- Location: Lower Apishapa canyon in Colorado

= Apishapa culture =

Prehistoric culture

The Apishapa culture, or Apishapa Phase, a prehistoric culture from 1000 to 1400, was named based upon an archaeological site in the Lower Apishapa canyon in Colorado. The Apishapa River, a tributary of the Arkansas River, formed the Apishapa canyon. In 1976, there were 68 Apishapa sites on the Chaquaqua Plateau in southeastern Colorado.

==Origin==
The Apishapa culture, primarily found in the Arkansas River basin of southeastern Colorado, may have evolved from the Panhandle culture or people indigenous to Colorado of the Woodland Period culture.

==Culture==
Apishapa sites, found in Colorado and New Mexico, represented a tradition of hunter gatherers who sometimes farmed beans and five types of maize. They gathered wild plants and hunted bison, deer, pronghorn, rabbit and other small game with bow and arrow, atlatl, spears and darts. At Picture Canyon, known for its rock art, the Apishapa lived on the canyon rim and farmed on the canyon floor. Horizontal lines of writing were found there, similar to 50 sites in Oklahoma and southeastern Colorado, which have been translated to include solar, planting and travel related information.

Identified by archaeologist Robert G. Campbell in 1975, the Apishapa culture of southeastern Colorado's Chaquaqua Plateau was thought to be an outgrowth of the Graneros from the Texas panhandle. Other noted archaeologists, however, dispute the connection between the Apishapa and the Panhandle culture, a prehistoric culture of the southern High Plains during the Middle Ceramic Period from A.D. 1200–1400. The Apishapa culture, while similar, is no longer considered a part of the Panhandle culture. It is also similar, except for architecture, to the culture of the Upper Republican River basin.

**EXCERPTED DATA:**
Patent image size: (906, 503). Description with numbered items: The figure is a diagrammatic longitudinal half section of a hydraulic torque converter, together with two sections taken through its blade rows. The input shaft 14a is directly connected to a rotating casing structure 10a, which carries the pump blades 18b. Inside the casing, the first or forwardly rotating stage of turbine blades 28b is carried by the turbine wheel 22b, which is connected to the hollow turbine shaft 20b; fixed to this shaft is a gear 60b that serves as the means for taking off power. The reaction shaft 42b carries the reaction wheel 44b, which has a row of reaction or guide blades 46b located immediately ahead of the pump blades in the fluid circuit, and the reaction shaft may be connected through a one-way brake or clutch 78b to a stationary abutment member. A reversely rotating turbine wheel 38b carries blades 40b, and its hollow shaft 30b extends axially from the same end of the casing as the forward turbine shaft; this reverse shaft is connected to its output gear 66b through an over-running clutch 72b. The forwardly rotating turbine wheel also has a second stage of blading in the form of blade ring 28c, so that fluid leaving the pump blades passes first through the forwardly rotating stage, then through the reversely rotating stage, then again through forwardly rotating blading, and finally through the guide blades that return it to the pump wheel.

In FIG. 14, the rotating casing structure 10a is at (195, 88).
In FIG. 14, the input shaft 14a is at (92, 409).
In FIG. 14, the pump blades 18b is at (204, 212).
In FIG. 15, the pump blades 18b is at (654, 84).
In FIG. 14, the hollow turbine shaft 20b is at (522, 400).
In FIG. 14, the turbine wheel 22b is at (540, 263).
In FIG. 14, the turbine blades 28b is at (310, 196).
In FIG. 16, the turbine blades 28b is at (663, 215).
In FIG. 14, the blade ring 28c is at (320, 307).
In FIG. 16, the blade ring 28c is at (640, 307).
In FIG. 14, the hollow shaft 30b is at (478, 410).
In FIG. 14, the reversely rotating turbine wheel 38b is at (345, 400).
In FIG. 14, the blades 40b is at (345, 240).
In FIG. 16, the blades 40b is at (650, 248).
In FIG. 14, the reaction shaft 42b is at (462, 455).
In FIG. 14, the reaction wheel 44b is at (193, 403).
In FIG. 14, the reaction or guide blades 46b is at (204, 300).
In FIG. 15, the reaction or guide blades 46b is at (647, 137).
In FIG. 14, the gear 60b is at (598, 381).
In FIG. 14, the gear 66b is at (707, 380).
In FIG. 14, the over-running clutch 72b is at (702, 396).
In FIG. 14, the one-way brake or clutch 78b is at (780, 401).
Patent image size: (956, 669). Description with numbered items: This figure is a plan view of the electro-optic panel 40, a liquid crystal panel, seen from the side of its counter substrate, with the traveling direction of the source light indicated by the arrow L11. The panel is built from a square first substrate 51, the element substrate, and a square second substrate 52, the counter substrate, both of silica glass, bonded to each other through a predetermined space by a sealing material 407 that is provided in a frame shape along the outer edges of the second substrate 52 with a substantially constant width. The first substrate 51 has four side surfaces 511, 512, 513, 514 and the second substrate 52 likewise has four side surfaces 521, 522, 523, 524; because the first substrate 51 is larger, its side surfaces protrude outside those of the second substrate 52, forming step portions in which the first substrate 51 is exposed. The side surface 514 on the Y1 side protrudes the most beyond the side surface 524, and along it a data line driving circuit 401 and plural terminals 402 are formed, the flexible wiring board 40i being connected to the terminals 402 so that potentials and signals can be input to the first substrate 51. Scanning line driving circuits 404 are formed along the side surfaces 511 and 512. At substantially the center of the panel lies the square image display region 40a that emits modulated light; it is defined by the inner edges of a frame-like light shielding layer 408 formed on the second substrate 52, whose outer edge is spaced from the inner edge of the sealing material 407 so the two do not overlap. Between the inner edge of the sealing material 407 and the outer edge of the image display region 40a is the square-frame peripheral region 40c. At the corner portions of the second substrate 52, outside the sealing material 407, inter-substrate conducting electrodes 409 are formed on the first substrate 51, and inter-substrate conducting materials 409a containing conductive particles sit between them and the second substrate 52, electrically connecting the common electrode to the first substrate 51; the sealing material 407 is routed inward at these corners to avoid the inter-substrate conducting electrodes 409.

**DIRECTIONS FOR THIS TASK:**
Copy the Apishapa culture text between "The Apishapa culture, or" and "Woodland Period culture.", inclusive, swapping "tributary" for "branch".

**PROBLEM SOLUTION:**
The Apishapa culture, or Apishapa Phase, a prehistoric culture from 1000 to 1400, was named based upon an archaeological site in the Lower Apishapa canyon in Colorado. The Apishapa River, a branch of the Arkansas River, formed the Apishapa canyon. In 1976, there were 68 Apishapa sites on the Chaquaqua Plateau in southeastern Colorado.

==Origin==
The Apishapa culture, primarily found in the Arkansas River basin of southeastern Colorado, may have evolved from the Panhandle culture or people indigenous to Colorado of the Woodland Period culture.